Exercise description: Answer with one number only: the number of lines that include the word "medicamentos".

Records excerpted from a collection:
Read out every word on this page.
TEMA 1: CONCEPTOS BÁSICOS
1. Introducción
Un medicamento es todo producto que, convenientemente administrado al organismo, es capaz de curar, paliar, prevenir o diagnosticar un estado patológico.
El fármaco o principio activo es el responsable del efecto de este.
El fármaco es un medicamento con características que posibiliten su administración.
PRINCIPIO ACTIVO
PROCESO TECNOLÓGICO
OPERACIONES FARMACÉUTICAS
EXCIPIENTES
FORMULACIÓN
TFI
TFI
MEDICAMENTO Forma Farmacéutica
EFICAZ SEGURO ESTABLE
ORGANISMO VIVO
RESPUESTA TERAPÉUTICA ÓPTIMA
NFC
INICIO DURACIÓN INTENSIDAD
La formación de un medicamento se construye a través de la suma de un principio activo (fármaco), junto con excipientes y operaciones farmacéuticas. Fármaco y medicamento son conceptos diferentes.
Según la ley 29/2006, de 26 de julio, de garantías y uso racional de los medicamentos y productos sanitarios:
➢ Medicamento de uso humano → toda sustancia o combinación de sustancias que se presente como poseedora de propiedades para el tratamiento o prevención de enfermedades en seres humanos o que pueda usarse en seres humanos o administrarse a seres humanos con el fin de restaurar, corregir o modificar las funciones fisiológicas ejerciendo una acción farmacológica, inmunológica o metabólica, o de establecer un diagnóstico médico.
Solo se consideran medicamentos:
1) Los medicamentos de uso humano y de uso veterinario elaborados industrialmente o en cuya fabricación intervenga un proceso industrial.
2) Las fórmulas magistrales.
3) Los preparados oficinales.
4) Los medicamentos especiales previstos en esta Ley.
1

Answer to this exercise: 4